(begin)

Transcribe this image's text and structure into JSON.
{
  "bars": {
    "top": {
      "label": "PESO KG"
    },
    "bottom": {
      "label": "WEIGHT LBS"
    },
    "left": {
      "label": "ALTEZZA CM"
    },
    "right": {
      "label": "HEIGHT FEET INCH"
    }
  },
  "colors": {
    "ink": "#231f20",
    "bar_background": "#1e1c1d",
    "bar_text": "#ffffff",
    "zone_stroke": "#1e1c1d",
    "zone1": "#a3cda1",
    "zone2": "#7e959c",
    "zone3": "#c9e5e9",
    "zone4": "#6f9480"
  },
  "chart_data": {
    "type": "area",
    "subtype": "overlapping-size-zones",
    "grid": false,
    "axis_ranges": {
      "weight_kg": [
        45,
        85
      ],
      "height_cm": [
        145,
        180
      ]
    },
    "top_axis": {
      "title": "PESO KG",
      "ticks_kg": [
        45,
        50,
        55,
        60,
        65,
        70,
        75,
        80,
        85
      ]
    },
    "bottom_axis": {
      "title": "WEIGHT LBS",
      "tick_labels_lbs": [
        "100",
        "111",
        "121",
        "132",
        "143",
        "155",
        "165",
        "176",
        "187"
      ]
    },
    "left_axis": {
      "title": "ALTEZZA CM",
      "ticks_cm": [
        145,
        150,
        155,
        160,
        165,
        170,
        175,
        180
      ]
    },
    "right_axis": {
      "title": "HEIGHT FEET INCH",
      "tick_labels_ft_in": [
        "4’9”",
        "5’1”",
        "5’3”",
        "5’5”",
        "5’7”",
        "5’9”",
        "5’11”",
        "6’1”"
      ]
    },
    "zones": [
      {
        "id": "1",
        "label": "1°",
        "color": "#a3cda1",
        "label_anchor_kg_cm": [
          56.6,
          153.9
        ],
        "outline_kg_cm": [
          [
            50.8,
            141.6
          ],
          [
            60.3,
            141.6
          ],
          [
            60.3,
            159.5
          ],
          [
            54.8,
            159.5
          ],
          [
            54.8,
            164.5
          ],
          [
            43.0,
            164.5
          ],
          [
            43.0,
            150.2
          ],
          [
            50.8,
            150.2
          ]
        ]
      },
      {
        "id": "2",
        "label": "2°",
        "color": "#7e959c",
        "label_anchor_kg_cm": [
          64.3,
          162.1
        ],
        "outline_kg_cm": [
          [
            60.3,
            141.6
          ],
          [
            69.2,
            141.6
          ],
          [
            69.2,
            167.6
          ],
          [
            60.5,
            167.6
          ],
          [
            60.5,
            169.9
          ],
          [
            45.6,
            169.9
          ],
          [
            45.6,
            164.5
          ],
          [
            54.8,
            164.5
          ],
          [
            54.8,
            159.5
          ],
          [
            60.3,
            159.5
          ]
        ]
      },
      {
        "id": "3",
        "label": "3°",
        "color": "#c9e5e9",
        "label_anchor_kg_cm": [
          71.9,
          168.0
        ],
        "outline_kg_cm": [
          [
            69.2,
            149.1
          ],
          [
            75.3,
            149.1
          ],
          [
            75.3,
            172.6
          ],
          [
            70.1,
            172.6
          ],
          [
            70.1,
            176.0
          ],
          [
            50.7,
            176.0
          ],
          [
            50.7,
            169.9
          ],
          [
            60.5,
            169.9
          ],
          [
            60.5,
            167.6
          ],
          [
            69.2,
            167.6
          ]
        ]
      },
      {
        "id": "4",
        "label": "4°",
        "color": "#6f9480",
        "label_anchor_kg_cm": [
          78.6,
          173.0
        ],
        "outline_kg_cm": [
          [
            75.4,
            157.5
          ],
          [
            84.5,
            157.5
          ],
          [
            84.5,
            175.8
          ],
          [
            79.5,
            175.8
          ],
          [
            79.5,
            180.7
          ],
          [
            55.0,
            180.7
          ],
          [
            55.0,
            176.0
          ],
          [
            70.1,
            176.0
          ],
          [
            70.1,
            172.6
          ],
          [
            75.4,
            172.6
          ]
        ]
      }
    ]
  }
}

(end)

> _WORK TO COMPLETE_:
Lines from the records above that hold "title" are the ones to list.

> _SOLUTION TO THIS TASK_:
      "title": "PESO KG",
      "title": "WEIGHT LBS",
      "title": "ALTEZZA CM",
      "title": "HEIGHT FEET INCH",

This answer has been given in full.